Begin Dataset records

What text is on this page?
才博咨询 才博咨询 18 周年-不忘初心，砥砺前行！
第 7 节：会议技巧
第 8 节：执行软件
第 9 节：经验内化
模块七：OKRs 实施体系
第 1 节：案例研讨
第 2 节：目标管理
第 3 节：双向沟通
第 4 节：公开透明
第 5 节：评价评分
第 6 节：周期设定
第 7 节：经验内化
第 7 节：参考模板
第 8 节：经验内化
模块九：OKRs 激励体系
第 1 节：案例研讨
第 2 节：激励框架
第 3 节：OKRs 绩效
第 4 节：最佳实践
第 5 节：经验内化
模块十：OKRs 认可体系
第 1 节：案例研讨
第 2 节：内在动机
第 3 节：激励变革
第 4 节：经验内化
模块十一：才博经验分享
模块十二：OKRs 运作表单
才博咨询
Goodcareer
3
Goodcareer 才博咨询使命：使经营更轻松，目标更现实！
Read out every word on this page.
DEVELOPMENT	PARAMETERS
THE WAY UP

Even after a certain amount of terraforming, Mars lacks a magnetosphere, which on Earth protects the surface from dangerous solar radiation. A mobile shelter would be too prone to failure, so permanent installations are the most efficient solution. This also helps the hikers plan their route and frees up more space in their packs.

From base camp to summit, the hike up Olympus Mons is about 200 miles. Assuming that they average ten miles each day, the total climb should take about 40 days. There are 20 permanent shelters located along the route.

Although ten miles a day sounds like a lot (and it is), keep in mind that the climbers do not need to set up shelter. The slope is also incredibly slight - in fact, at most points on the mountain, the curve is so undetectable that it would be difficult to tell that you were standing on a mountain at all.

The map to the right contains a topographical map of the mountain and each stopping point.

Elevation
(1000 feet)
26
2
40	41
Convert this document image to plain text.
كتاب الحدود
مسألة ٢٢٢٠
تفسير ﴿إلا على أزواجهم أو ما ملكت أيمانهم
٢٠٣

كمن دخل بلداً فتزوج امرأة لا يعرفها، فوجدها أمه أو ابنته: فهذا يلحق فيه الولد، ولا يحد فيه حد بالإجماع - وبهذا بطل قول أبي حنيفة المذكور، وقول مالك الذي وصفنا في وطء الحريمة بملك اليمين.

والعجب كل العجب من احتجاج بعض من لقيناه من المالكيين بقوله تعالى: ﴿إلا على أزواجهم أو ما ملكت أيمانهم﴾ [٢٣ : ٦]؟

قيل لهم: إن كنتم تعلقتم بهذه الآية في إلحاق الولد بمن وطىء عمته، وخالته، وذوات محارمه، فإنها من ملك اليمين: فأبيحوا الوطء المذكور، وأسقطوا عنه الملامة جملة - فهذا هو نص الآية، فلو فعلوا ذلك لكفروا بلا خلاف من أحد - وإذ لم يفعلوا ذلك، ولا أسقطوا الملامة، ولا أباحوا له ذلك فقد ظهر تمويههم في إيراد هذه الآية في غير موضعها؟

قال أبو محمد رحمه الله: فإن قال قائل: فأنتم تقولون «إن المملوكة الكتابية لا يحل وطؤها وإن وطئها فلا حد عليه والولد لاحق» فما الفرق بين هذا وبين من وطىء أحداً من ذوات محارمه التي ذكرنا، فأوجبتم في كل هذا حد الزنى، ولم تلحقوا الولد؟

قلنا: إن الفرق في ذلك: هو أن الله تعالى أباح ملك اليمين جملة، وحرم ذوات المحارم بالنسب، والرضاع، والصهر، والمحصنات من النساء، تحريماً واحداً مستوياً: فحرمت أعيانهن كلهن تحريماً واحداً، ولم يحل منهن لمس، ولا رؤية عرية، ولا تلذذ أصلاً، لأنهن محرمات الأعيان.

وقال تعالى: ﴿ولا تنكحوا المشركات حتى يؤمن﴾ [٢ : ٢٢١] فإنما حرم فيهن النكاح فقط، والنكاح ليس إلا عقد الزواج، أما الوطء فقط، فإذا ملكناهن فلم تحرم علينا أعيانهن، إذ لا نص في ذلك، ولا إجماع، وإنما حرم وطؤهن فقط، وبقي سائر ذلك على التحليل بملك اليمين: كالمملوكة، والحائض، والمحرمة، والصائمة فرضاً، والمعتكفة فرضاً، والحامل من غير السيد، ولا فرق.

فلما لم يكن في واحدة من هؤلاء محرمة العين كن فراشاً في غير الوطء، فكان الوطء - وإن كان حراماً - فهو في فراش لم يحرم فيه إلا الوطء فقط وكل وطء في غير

End Dataset records

▸ **Exercise**:
Each of the records should be retyped exactly.

▸ **Response**:
What text is on this page?
才博咨询 才博咨询 18 周年-不忘初心，砥砺前行！
第 7 节：会议技巧
第 8 节：执行软件
第 9 节：经验内化
模块七：OKRs 实施体系
第 1 节：案例研讨
第 2 节：目标管理
第 3 节：双向沟通
第 4 节：公开透明
第 5 节：评价评分
第 6 节：周期设定
第 7 节：经验内化
第 7 节：参考模板
第 8 节：经验内化
模块九：OKRs 激励体系
第 1 节：案例研讨
第 2 节：激励框架
第 3 节：OKRs 绩效
第 4 节：最佳实践
第 5 节：经验内化
模块十：OKRs 认可体系
第 1 节：案例研讨
第 2 节：内在动机
第 3 节：激励变革
第 4 节：经验内化
模块十一：才博经验分享
模块十二：OKRs 运作表单
才博咨询
Goodcareer
3
Goodcareer 才博咨询使命：使经营更轻松，目标更现实！
Read out every word on this page.
DEVELOPMENT	PARAMETERS
THE WAY UP

Even after a certain amount of terraforming, Mars lacks a magnetosphere, which on Earth protects the surface from dangerous solar radiation. A mobile shelter would be too prone to failure, so permanent installations are the most efficient solution. This also helps the hikers plan their route and frees up more space in their packs.

From base camp to summit, the hike up Olympus Mons is about 200 miles. Assuming that they average ten miles each day, the total climb should take about 40 days. There are 20 permanent shelters located along the route.

Although ten miles a day sounds like a lot (and it is), keep in mind that the climbers do not need to set up shelter. The slope is also incredibly slight - in fact, at most points on the mountain, the curve is so undetectable that it would be difficult to tell that you were standing on a mountain at all.

The map to the right contains a topographical map of the mountain and each stopping point.

Elevation
(1000 feet)
26
2
40	41
Convert this document image to plain text.
كتاب الحدود
مسألة ٢٢٢٠
تفسير ﴿إلا على أزواجهم أو ما ملكت أيمانهم
٢٠٣

كمن دخل بلداً فتزوج امرأة لا يعرفها، فوجدها أمه أو ابنته: فهذا يلحق فيه الولد، ولا يحد فيه حد بالإجماع - وبهذا بطل قول أبي حنيفة المذكور، وقول مالك الذي وصفنا في وطء الحريمة بملك اليمين.

والعجب كل العجب من احتجاج بعض من لقيناه من المالكيين بقوله تعالى: ﴿إلا على أزواجهم أو ما ملكت أيمانهم﴾ [٢٣ : ٦]؟

قيل لهم: إن كنتم تعلقتم بهذه الآية في إلحاق الولد بمن وطىء عمته، وخالته، وذوات محارمه، فإنها من ملك اليمين: فأبيحوا الوطء المذكور، وأسقطوا عنه الملامة جملة - فهذا هو نص الآية، فلو فعلوا ذلك لكفروا بلا خلاف من أحد - وإذ لم يفعلوا ذلك، ولا أسقطوا الملامة، ولا أباحوا له ذلك فقد ظهر تمويههم في إيراد هذه الآية في غير موضعها؟

قال أبو محمد رحمه الله: فإن قال قائل: فأنتم تقولون «إن المملوكة الكتابية لا يحل وطؤها وإن وطئها فلا حد عليه والولد لاحق» فما الفرق بين هذا وبين من وطىء أحداً من ذوات محارمه التي ذكرنا، فأوجبتم في كل هذا حد الزنى، ولم تلحقوا الولد؟

قلنا: إن الفرق في ذلك: هو أن الله تعالى أباح ملك اليمين جملة، وحرم ذوات المحارم بالنسب، والرضاع، والصهر، والمحصنات من النساء، تحريماً واحداً مستوياً: فحرمت أعيانهن كلهن تحريماً واحداً، ولم يحل منهن لمس، ولا رؤية عرية، ولا تلذذ أصلاً، لأنهن محرمات الأعيان.

وقال تعالى: ﴿ولا تنكحوا المشركات حتى يؤمن﴾ [٢ : ٢٢١] فإنما حرم فيهن النكاح فقط، والنكاح ليس إلا عقد الزواج، أما الوطء فقط، فإذا ملكناهن فلم تحرم علينا أعيانهن، إذ لا نص في ذلك، ولا إجماع، وإنما حرم وطؤهن فقط، وبقي سائر ذلك على التحليل بملك اليمين: كالمملوكة، والحائض، والمحرمة، والصائمة فرضاً، والمعتكفة فرضاً، والحامل من غير السيد، ولا فرق.

فلما لم يكن في واحدة من هؤلاء محرمة العين كن فراشاً في غير الوطء، فكان الوطء - وإن كان حراماً - فهو في فراش لم يحرم فيه إلا الوطء فقط وكل وطء في غير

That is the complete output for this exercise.